Your instructions — Where a line holds the word "essere", copy that line.

# Start of Information shown

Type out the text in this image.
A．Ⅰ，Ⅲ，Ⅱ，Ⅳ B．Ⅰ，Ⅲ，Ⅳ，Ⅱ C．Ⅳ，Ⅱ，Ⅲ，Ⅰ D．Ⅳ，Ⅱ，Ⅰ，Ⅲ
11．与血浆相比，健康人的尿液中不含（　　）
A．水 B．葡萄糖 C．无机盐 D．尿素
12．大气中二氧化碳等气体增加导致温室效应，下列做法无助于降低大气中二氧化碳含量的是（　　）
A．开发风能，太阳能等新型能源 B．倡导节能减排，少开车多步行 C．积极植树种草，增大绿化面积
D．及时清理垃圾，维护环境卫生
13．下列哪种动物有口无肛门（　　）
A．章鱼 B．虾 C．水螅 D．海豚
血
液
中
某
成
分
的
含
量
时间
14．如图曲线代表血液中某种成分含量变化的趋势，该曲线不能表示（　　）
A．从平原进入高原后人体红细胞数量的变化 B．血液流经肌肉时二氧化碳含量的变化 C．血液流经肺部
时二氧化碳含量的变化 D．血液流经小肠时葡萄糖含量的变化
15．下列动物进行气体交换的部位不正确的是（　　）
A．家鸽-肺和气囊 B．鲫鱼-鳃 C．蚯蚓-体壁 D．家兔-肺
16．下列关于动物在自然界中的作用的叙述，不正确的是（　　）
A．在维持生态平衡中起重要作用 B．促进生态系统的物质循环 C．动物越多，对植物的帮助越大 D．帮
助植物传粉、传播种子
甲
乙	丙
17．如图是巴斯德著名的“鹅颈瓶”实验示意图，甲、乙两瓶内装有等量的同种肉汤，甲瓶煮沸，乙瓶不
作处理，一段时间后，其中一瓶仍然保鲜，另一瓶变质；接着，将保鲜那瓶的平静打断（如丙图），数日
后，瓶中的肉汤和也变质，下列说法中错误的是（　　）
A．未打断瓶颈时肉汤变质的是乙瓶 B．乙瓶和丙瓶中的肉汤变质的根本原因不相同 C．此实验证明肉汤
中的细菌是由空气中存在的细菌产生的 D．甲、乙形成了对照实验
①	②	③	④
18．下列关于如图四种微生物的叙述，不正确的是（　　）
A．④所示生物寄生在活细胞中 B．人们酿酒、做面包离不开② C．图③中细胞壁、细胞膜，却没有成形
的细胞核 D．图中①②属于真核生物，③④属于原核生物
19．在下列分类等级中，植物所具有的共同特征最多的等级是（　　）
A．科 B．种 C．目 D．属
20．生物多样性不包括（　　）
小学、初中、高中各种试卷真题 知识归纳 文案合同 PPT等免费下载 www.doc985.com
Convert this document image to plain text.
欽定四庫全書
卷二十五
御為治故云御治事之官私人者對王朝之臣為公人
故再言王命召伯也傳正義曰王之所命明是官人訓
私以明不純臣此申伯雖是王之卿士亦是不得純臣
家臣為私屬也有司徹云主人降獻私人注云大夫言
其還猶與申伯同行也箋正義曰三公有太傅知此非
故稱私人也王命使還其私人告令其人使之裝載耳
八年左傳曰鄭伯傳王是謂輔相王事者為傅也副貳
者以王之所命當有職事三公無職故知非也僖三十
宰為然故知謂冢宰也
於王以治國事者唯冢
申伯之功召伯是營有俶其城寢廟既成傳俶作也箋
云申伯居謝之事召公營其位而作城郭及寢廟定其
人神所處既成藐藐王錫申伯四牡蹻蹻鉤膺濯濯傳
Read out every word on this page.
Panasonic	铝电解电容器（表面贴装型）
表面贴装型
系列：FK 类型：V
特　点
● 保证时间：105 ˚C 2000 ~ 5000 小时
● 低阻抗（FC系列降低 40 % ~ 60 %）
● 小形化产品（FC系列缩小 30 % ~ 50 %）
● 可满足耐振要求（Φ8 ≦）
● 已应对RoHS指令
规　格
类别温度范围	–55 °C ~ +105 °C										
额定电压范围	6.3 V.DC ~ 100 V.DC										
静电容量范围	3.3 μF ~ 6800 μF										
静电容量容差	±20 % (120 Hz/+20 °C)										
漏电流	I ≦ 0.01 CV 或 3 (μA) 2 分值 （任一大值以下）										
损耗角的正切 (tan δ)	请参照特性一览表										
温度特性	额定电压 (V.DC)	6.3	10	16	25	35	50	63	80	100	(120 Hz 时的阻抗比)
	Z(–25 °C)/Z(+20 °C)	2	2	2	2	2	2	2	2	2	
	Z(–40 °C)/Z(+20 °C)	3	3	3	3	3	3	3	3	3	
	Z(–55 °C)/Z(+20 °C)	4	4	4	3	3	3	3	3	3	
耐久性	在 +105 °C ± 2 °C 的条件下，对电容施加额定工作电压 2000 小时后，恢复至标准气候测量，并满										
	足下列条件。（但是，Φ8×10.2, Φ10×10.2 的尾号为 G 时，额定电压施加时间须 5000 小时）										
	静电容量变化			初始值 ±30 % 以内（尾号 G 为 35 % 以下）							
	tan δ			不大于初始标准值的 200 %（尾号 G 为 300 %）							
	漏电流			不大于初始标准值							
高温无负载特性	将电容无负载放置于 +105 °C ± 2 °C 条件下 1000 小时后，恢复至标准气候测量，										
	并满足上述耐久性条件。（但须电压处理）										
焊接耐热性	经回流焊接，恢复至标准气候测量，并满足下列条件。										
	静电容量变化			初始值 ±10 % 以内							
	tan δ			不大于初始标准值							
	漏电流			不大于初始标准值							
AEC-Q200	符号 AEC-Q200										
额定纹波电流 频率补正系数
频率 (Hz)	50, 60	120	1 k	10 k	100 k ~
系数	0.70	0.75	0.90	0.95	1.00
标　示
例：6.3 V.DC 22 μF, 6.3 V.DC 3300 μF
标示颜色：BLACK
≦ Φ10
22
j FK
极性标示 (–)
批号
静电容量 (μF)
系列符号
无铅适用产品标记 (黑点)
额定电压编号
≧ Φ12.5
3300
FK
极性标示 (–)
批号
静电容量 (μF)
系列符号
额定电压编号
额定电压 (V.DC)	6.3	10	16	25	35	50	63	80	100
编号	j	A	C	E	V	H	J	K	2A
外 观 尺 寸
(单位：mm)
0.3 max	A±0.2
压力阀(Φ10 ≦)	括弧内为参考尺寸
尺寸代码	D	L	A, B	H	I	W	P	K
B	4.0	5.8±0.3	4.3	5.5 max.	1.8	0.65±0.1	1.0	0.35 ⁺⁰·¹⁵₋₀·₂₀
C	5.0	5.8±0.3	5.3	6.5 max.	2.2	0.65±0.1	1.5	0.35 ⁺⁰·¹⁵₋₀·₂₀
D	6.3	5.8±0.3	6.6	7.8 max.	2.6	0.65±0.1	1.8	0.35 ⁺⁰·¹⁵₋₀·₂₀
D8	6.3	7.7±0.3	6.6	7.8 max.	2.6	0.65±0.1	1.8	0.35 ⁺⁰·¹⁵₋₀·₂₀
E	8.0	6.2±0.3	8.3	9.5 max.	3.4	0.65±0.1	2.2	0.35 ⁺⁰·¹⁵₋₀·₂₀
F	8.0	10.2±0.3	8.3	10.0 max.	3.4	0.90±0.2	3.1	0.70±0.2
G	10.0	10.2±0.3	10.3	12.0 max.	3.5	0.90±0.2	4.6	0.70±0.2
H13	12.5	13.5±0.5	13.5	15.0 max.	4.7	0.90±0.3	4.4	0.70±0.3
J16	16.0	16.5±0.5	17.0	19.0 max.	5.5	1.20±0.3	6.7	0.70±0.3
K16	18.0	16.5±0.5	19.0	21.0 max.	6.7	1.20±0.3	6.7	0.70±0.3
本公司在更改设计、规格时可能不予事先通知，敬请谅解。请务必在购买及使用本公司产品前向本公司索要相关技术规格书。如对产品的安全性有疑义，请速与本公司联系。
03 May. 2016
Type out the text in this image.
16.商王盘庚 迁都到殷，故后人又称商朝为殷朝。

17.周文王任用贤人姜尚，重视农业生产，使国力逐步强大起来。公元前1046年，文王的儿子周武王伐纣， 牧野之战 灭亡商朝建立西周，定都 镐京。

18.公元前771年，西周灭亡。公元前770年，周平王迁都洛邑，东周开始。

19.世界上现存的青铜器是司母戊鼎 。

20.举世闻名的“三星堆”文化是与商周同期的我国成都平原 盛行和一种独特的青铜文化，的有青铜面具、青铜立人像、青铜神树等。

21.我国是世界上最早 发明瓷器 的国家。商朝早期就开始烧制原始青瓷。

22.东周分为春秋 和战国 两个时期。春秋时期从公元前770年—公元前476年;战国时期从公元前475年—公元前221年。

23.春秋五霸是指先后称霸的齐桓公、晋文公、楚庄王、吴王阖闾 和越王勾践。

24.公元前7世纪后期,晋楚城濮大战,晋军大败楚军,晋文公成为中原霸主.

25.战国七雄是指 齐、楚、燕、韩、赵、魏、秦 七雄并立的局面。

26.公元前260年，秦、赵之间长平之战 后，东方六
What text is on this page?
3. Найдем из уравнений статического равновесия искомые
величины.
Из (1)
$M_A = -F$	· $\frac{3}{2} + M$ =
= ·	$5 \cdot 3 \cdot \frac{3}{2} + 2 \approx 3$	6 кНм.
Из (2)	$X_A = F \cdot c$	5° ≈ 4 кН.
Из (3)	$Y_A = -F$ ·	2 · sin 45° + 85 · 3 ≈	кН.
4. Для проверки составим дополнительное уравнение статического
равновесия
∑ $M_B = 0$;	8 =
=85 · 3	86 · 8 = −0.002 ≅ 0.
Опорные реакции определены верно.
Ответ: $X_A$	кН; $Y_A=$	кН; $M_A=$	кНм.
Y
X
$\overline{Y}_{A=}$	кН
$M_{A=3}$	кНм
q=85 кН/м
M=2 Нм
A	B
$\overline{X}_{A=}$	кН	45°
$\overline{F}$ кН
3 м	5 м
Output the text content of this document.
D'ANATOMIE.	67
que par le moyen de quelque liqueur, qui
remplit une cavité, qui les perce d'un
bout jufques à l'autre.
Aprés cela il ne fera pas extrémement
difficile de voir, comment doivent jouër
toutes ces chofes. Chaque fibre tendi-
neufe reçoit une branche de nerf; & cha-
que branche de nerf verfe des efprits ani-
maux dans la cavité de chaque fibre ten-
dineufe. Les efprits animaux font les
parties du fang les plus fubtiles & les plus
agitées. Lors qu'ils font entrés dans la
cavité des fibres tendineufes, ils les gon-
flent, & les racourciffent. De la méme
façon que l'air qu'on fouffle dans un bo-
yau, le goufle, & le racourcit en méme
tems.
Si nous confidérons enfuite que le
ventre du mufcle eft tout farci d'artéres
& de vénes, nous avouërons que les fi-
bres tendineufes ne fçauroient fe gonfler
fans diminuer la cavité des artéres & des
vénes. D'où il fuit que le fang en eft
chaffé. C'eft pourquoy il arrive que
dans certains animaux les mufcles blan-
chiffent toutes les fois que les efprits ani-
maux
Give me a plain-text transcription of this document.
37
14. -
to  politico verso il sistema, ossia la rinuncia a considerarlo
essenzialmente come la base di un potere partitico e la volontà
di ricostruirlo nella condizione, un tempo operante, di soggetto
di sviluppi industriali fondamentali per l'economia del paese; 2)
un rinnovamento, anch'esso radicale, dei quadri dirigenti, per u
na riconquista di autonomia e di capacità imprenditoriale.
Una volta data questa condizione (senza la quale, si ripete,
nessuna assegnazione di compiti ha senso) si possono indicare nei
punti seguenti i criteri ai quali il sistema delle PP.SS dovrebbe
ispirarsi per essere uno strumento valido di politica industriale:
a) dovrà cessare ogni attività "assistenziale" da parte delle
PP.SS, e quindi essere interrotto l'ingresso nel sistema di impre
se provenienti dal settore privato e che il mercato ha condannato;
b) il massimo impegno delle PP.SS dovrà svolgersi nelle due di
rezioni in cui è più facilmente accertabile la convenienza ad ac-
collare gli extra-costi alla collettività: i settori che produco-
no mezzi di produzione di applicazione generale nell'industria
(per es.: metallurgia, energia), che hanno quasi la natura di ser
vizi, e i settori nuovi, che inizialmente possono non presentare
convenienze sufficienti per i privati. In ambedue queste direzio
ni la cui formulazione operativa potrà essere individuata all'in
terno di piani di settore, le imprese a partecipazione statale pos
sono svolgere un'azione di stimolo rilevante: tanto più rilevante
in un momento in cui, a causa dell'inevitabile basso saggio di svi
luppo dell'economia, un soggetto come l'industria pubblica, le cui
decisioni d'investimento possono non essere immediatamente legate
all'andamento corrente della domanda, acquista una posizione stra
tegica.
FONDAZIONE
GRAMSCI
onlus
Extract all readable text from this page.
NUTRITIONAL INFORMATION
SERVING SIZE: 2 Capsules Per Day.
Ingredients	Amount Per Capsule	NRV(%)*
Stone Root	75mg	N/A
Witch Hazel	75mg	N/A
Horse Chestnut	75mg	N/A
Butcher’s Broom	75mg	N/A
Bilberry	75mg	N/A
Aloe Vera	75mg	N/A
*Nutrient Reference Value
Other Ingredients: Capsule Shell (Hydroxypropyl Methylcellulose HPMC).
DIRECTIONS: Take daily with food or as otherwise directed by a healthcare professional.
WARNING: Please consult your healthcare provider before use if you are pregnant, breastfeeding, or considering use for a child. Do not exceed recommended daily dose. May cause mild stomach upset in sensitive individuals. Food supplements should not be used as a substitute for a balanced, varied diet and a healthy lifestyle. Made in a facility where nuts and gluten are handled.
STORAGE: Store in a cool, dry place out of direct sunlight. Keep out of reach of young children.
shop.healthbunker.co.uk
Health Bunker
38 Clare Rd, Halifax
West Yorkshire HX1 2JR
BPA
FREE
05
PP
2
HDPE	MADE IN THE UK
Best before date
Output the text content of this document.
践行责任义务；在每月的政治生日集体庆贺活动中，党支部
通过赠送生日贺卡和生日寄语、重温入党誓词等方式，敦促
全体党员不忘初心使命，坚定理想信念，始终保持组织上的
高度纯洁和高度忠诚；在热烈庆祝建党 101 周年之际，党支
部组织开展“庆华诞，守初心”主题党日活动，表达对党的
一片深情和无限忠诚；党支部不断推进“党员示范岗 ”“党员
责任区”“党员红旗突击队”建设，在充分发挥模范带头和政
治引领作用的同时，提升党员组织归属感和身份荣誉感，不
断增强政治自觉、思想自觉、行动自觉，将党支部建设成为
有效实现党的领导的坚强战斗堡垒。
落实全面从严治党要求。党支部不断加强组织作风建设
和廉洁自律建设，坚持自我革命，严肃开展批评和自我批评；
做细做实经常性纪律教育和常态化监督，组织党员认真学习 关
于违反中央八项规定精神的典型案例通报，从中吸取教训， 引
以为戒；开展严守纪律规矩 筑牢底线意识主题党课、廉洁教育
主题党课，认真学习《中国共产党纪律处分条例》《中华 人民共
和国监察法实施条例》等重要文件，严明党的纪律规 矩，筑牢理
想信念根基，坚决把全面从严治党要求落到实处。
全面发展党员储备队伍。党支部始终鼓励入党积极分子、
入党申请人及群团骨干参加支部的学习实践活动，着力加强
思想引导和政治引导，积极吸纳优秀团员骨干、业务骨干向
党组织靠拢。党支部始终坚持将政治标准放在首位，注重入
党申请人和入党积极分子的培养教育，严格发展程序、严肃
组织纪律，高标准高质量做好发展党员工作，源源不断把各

# End of Information shown

Written response —
ispirarsi per essere uno strumento valido di politica industriale:
PP.SS, e quindi essere interrotto l'ingresso nel sistema di impre
ni la cui formulazione operativa potrà essere individuata all'in
decisioni d'investimento possono non essere immediatamente legate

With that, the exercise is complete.